**RECORDED DATA:**
• • • •
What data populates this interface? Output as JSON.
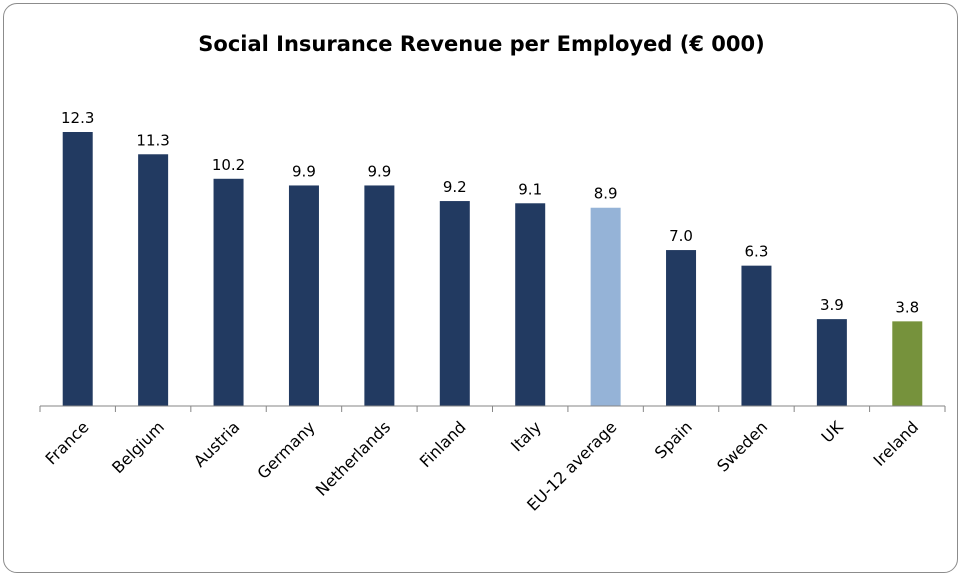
{
  "chart_data": {
    "type": "bar",
    "title": "Social  Insurance Revenue per Employed (€ 000)",
    "categories": [
      "France",
      "Belgium",
      "Austria",
      "Germany",
      "Netherlands",
      "Finland",
      "Italy",
      "EU-12 average",
      "Spain",
      "Sweden",
      "UK",
      "Ireland"
    ],
    "values": [
      12.3,
      11.3,
      10.2,
      9.9,
      9.9,
      9.2,
      9.1,
      8.9,
      7.0,
      6.3,
      3.9,
      3.8
    ],
    "value_labels": [
      "12.3",
      "11.3",
      "10.2",
      "9.9",
      "9.9",
      "9.2",
      "9.1",
      "8.9",
      "7.0",
      "6.3",
      "3.9",
      "3.8"
    ],
    "bar_colors": [
      "#223a61",
      "#223a61",
      "#223a61",
      "#223a61",
      "#223a61",
      "#223a61",
      "#223a61",
      "#95b3d7",
      "#223a61",
      "#223a61",
      "#223a61",
      "#76923c"
    ],
    "ylim": [
      0,
      12.3
    ],
    "xlabel": "",
    "ylabel": "",
    "grid": false,
    "legend": "none"
  }
}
• • • •
Leave out the pictures and restate everything else word for word.

What data populates this interface? Output as JSON.
{
  "chart_data": {
    "type": "bar",
    "title": "Social  Insurance Revenue per Employed (€ 000)",
    "categories": [
      "France",
      "Belgium",
      "Austria",
      "Germany",
      "Netherlands",
      "Finland",
      "Italy",
      "EU-12 average",
      "Spain",
      "Sweden",
      "UK",
      "Ireland"
    ],
    "values": [
      12.3,
      11.3,
      10.2,
      9.9,
      9.9,
      9.2,
      9.1,
      8.9,
      7.0,
      6.3,
      3.9,
      3.8
    ],
    "value_labels": [
      "12.3",
      "11.3",
      "10.2",
      "9.9",
      "9.9",
      "9.2",
      "9.1",
      "8.9",
      "7.0",
      "6.3",
      "3.9",
      "3.8"
    ],
    "bar_colors": [
      "#223a61",
      "#223a61",
      "#223a61",
      "#223a61",
      "#223a61",
      "#223a61",
      "#223a61",
      "#95b3d7",
      "#223a61",
      "#223a61",
      "#223a61",
      "#76923c"
    ],
    "ylim": [
      0,
      12.3
    ],
    "xlabel": "",
    "ylabel": "",
    "grid": false,
    "legend": "none"
  }
}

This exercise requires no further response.